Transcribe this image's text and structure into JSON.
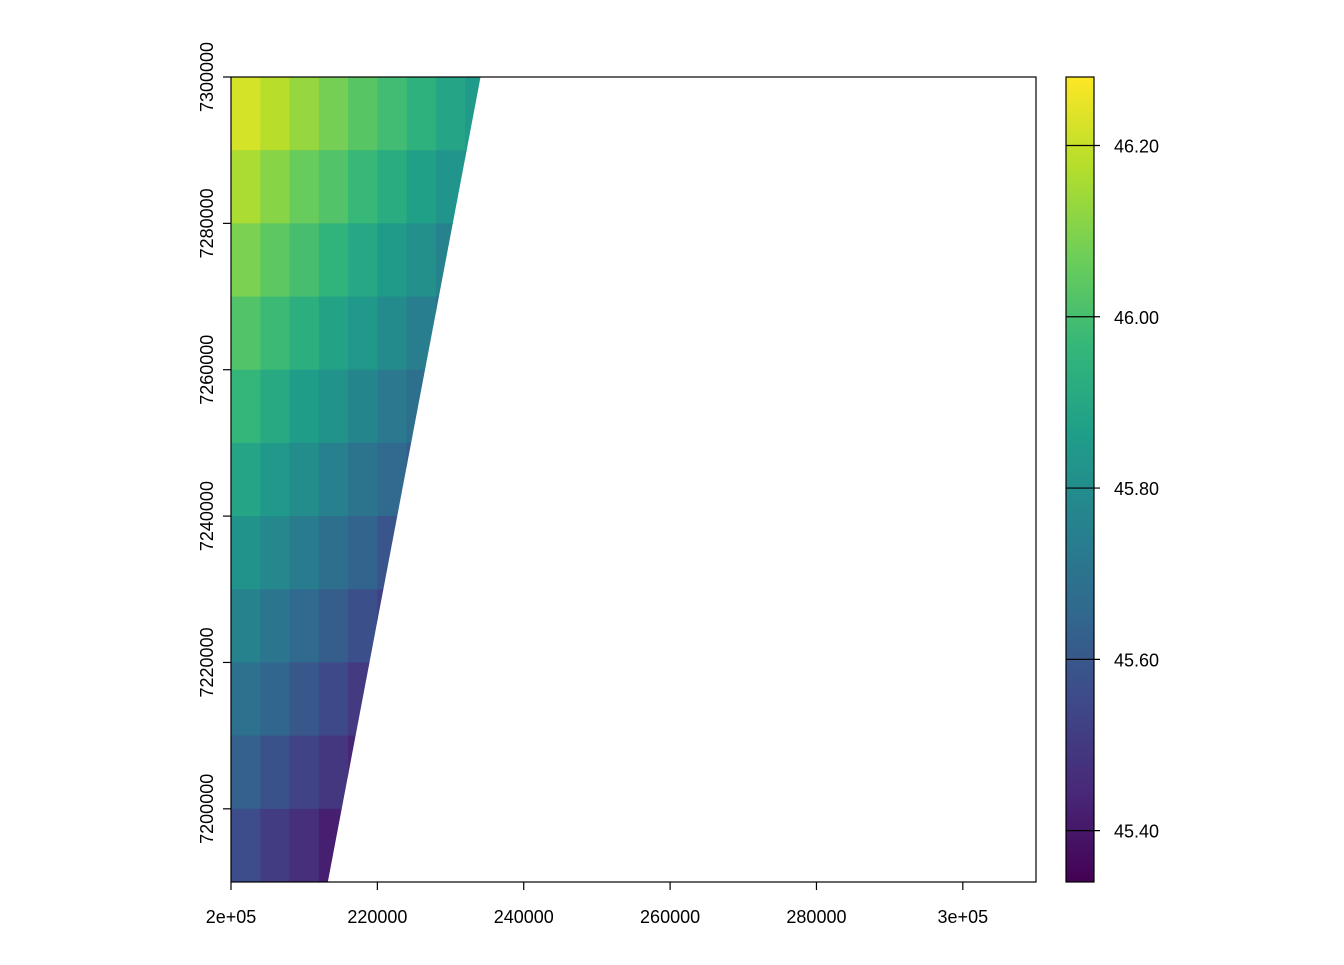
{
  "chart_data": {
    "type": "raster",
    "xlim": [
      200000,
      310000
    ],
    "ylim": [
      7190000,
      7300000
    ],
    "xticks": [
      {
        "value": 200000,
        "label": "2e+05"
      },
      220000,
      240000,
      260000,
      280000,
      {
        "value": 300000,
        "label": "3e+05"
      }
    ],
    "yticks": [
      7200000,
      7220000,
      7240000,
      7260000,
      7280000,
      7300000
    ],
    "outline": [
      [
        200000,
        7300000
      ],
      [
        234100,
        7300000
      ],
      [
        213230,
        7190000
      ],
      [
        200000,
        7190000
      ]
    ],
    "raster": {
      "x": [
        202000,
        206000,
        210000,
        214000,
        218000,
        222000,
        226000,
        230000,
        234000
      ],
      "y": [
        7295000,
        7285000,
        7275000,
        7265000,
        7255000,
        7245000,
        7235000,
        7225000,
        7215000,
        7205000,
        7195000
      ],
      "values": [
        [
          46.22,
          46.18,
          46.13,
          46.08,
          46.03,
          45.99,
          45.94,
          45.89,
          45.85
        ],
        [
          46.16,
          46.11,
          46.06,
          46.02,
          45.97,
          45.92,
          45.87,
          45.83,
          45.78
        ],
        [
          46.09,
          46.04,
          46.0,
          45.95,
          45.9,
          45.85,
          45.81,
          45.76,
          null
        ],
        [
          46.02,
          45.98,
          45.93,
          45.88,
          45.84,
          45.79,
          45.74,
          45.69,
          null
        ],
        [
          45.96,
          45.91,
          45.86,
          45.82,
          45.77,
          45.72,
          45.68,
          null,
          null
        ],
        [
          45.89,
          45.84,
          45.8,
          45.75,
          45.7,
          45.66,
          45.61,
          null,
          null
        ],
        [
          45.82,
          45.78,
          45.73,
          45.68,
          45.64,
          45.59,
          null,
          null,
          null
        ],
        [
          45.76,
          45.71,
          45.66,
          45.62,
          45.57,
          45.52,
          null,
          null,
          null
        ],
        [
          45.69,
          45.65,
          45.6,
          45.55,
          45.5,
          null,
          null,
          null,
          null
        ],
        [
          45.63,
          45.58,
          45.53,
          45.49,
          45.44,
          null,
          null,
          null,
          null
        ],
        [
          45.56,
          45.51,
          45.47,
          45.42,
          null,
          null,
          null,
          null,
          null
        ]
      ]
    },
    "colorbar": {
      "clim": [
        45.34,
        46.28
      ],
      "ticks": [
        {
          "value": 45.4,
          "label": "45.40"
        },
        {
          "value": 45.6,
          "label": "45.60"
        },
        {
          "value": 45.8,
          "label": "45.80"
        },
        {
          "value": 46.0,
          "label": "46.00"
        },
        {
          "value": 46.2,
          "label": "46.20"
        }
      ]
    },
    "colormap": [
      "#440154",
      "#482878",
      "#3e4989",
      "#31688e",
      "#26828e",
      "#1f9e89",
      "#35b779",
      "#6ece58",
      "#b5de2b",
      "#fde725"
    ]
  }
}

==================================================

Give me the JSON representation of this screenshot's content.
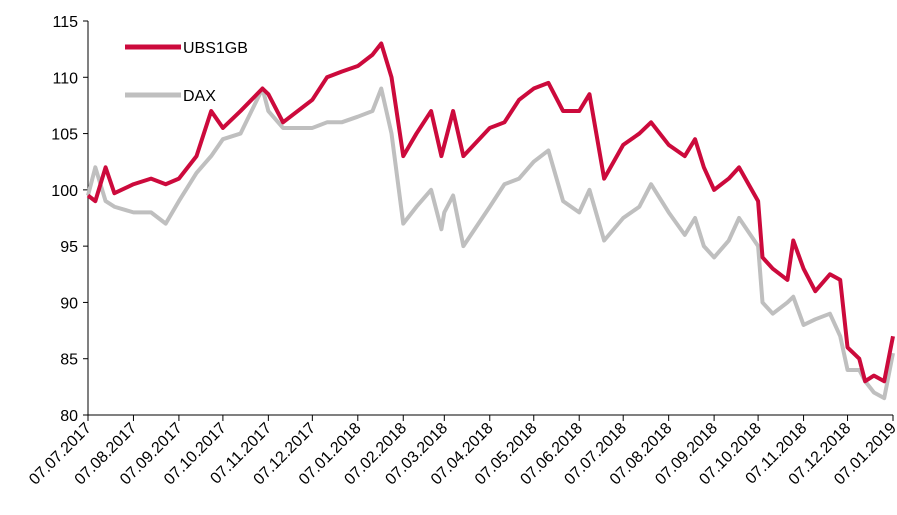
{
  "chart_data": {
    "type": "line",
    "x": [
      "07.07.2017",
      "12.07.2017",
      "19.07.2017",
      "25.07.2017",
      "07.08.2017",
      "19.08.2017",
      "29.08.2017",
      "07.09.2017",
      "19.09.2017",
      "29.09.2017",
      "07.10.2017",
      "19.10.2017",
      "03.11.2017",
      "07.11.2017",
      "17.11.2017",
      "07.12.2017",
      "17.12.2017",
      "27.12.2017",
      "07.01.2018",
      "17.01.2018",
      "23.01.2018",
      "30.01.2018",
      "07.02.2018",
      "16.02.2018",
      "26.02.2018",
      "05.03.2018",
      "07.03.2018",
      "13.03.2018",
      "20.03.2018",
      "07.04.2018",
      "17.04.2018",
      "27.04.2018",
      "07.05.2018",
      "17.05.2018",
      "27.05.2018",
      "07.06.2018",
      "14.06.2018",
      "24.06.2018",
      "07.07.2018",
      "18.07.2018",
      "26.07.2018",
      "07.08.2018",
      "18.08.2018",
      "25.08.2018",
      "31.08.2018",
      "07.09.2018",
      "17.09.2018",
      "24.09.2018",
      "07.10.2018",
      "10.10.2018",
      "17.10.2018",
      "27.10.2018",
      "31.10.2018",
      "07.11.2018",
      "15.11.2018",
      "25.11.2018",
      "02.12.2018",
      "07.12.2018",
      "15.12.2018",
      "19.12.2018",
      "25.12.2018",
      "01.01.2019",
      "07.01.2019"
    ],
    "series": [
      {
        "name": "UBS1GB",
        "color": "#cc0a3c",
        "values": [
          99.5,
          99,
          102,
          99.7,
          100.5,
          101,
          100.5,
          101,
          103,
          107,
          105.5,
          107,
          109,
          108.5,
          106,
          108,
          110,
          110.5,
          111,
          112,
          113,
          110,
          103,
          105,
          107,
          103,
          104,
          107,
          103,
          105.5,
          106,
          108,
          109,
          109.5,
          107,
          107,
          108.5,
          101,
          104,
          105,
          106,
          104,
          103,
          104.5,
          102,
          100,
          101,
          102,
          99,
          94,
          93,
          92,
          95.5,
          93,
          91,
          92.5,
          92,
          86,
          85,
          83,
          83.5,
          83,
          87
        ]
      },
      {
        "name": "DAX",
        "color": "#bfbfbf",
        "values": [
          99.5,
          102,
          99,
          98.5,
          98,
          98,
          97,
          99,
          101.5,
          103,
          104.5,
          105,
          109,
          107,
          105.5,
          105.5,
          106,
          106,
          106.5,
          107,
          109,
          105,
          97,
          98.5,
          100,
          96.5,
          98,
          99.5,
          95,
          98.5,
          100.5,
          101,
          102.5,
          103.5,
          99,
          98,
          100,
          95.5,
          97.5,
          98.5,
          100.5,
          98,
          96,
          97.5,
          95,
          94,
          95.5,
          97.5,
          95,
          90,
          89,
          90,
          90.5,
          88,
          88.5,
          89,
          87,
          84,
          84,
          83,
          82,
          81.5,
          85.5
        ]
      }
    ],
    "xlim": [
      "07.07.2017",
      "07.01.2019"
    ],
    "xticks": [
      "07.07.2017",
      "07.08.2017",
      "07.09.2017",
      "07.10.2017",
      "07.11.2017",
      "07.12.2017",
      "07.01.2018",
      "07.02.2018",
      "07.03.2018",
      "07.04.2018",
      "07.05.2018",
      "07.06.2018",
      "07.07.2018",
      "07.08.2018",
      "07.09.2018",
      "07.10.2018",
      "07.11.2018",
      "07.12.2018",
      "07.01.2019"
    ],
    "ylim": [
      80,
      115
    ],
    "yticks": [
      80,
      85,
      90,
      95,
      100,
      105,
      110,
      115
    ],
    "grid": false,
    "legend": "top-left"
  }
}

==================================================

> PROBLEM DETAILS
Tell how many lines in the material above include the word "label", giving the number only.

> PROBLEM SOLUTION
7